** START OF Input **

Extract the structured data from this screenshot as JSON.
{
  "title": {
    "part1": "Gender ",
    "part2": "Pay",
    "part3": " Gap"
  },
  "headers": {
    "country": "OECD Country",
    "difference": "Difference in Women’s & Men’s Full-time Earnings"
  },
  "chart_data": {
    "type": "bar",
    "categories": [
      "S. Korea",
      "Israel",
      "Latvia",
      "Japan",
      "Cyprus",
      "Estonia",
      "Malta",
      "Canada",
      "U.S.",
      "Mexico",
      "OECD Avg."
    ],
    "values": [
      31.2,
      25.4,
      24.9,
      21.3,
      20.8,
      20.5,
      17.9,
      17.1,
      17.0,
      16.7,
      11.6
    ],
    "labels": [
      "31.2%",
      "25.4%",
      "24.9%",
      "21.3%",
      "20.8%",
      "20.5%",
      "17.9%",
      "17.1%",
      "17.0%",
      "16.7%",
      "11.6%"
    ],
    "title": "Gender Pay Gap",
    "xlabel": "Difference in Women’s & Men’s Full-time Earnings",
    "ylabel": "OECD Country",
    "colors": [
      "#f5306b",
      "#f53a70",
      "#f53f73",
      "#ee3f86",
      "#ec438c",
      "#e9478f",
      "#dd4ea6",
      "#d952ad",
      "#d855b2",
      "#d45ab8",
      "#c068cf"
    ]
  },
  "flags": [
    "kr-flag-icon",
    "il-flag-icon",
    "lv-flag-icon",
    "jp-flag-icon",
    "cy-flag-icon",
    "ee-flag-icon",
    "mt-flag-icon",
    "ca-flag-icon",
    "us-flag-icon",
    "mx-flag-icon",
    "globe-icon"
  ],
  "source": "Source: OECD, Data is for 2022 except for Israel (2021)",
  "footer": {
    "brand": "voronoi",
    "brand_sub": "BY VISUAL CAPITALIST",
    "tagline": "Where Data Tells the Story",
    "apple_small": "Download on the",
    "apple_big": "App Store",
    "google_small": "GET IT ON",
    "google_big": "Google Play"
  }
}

** END OF Input **
** START OF Input **

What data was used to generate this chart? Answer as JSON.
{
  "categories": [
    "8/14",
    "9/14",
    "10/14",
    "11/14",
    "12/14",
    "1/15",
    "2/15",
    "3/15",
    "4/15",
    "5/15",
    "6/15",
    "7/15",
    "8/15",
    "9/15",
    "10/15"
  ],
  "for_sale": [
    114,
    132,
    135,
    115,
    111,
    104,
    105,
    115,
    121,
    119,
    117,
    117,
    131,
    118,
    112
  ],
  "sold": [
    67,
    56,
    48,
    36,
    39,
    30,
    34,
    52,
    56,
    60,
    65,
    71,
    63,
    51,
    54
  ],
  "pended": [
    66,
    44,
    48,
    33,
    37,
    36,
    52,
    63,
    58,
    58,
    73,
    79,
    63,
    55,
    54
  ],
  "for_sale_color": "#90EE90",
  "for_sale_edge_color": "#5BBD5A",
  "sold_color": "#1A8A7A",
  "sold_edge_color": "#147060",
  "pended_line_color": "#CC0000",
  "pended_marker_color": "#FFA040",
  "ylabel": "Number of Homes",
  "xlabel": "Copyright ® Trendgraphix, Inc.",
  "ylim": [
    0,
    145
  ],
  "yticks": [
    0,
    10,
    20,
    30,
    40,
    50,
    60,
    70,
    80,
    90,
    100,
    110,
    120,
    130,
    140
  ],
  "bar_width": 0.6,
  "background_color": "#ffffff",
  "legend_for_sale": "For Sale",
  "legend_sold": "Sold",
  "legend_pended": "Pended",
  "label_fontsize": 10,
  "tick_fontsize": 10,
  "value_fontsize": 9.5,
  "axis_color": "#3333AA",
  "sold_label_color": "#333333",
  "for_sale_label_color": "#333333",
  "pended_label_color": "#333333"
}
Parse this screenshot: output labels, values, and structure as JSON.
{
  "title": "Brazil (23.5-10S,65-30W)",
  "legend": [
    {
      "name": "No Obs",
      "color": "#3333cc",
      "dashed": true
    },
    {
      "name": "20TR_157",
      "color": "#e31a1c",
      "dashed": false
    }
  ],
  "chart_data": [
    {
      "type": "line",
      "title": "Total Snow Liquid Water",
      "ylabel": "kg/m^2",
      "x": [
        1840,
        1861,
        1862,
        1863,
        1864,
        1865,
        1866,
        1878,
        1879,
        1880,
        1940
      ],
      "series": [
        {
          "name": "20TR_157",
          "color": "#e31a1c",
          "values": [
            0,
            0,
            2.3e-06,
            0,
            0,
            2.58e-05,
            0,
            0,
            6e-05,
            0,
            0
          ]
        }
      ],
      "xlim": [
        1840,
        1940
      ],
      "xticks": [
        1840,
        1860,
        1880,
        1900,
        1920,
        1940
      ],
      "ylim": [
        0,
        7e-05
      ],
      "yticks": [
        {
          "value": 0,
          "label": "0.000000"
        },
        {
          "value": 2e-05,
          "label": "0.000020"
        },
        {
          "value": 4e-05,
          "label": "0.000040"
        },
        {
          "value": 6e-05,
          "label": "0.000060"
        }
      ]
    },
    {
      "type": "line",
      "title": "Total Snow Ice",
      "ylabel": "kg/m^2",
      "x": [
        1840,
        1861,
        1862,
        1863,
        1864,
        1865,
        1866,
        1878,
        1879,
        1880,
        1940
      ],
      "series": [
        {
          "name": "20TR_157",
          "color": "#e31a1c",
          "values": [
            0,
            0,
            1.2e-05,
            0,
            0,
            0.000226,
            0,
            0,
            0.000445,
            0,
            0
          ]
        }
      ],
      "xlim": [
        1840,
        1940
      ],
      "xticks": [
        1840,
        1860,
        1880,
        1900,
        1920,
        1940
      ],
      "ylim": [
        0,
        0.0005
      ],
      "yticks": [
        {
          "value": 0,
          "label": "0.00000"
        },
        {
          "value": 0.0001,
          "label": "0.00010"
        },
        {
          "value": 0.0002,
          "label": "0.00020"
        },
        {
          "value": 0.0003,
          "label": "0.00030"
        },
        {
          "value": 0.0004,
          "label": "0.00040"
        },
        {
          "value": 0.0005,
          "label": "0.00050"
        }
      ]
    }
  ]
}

** END OF Input **

Problem:
Check each line of the records for "JSON" and copy the ones that contain it.

Result of this task:
Extract the structured data from this screenshot as JSON.
What data was used to generate this chart? Answer as JSON.
Parse this screenshot: output labels, values, and structure as JSON.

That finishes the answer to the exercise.